**Aim of the exercise**
Copy the data below exactly, omitting any picture it contains.

** Begin Data shown **

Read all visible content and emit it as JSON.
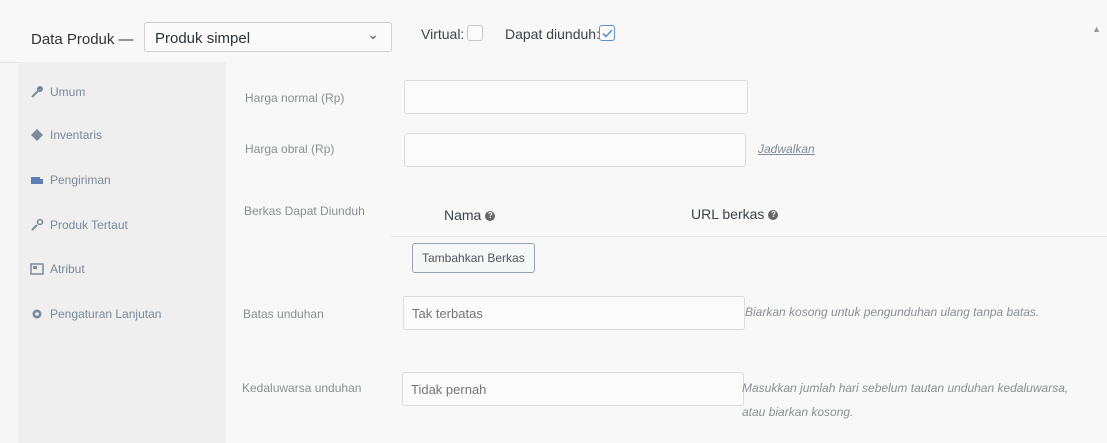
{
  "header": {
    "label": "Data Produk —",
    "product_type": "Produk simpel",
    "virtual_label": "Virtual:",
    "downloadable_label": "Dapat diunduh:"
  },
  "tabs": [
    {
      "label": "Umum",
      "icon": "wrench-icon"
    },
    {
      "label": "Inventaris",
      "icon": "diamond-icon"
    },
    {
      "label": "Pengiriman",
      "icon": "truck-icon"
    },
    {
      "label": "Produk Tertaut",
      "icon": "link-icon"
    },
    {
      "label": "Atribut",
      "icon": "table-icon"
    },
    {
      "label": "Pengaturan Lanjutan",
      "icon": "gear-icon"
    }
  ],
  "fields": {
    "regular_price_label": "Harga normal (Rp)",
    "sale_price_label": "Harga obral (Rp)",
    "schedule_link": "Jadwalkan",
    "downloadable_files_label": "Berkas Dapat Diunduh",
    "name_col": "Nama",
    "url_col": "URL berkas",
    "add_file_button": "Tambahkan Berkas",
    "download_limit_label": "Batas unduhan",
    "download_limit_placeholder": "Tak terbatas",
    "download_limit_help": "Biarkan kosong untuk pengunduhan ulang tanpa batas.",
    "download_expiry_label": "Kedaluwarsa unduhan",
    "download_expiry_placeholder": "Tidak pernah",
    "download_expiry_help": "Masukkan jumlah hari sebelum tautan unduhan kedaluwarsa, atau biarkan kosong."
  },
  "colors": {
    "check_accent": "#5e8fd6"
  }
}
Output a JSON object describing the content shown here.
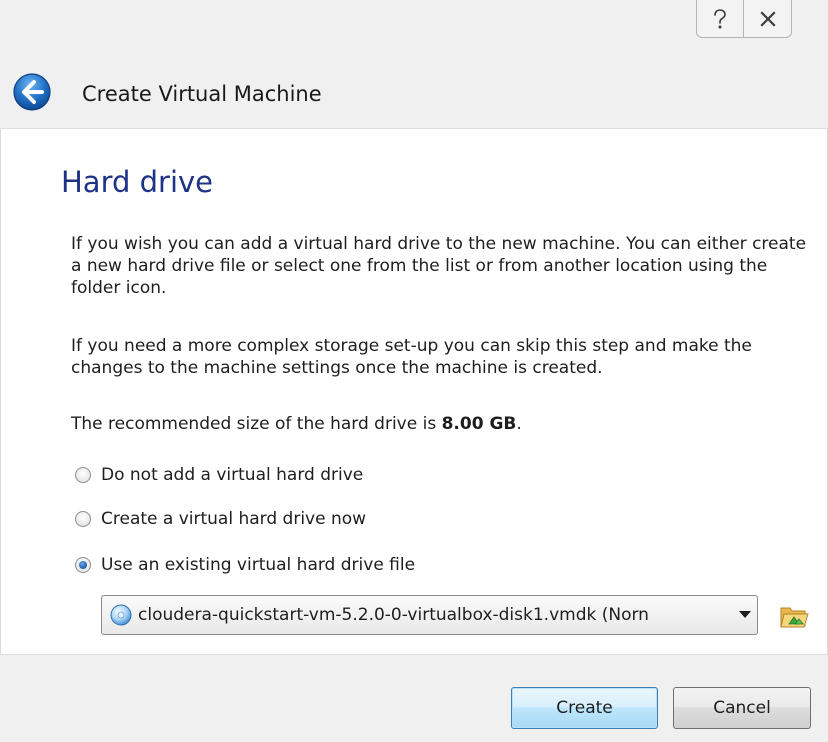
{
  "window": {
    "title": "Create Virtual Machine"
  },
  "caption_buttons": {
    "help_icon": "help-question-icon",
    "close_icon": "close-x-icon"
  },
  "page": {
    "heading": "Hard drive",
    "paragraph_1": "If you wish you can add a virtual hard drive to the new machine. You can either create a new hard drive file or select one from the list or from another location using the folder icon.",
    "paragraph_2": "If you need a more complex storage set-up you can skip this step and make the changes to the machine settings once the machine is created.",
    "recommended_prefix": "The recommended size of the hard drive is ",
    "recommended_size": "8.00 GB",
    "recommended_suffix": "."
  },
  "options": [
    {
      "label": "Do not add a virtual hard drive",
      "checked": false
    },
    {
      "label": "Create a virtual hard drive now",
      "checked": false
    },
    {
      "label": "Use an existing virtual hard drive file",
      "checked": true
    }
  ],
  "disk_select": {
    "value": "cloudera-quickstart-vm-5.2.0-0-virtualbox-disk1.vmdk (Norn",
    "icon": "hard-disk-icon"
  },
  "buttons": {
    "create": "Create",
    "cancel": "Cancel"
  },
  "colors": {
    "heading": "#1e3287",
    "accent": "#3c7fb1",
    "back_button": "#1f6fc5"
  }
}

** End Data shown **

**The result**
Read all visible content and emit it as JSON.
{
  "header": {
    "label": "Data Produk —",
    "product_type": "Produk simpel",
    "virtual_label": "Virtual:",
    "downloadable_label": "Dapat diunduh:"
  },
  "tabs": [
    {
      "label": "Umum",
      "icon": "wrench-icon"
    },
    {
      "label": "Inventaris",
      "icon": "diamond-icon"
    },
    {
      "label": "Pengiriman",
      "icon": "truck-icon"
    },
    {
      "label": "Produk Tertaut",
      "icon": "link-icon"
    },
    {
      "label": "Atribut",
      "icon": "table-icon"
    },
    {
      "label": "Pengaturan Lanjutan",
      "icon": "gear-icon"
    }
  ],
  "fields": {
    "regular_price_label": "Harga normal (Rp)",
    "sale_price_label": "Harga obral (Rp)",
    "schedule_link": "Jadwalkan",
    "downloadable_files_label": "Berkas Dapat Diunduh",
    "name_col": "Nama",
    "url_col": "URL berkas",
    "add_file_button": "Tambahkan Berkas",
    "download_limit_label": "Batas unduhan",
    "download_limit_placeholder": "Tak terbatas",
    "download_limit_help": "Biarkan kosong untuk pengunduhan ulang tanpa batas.",
    "download_expiry_label": "Kedaluwarsa unduhan",
    "download_expiry_placeholder": "Tidak pernah",
    "download_expiry_help": "Masukkan jumlah hari sebelum tautan unduhan kedaluwarsa, atau biarkan kosong."
  },
  "colors": {
    "check_accent": "#5e8fd6"
  }
}
Output a JSON object describing the content shown here.
{
  "window": {
    "title": "Create Virtual Machine"
  },
  "caption_buttons": {
    "help_icon": "help-question-icon",
    "close_icon": "close-x-icon"
  },
  "page": {
    "heading": "Hard drive",
    "paragraph_1": "If you wish you can add a virtual hard drive to the new machine. You can either create a new hard drive file or select one from the list or from another location using the folder icon.",
    "paragraph_2": "If you need a more complex storage set-up you can skip this step and make the changes to the machine settings once the machine is created.",
    "recommended_prefix": "The recommended size of the hard drive is ",
    "recommended_size": "8.00 GB",
    "recommended_suffix": "."
  },
  "options": [
    {
      "label": "Do not add a virtual hard drive",
      "checked": false
    },
    {
      "label": "Create a virtual hard drive now",
      "checked": false
    },
    {
      "label": "Use an existing virtual hard drive file",
      "checked": true
    }
  ],
  "disk_select": {
    "value": "cloudera-quickstart-vm-5.2.0-0-virtualbox-disk1.vmdk (Norn",
    "icon": "hard-disk-icon"
  },
  "buttons": {
    "create": "Create",
    "cancel": "Cancel"
  },
  "colors": {
    "heading": "#1e3287",
    "accent": "#3c7fb1",
    "back_button": "#1f6fc5"
  }
}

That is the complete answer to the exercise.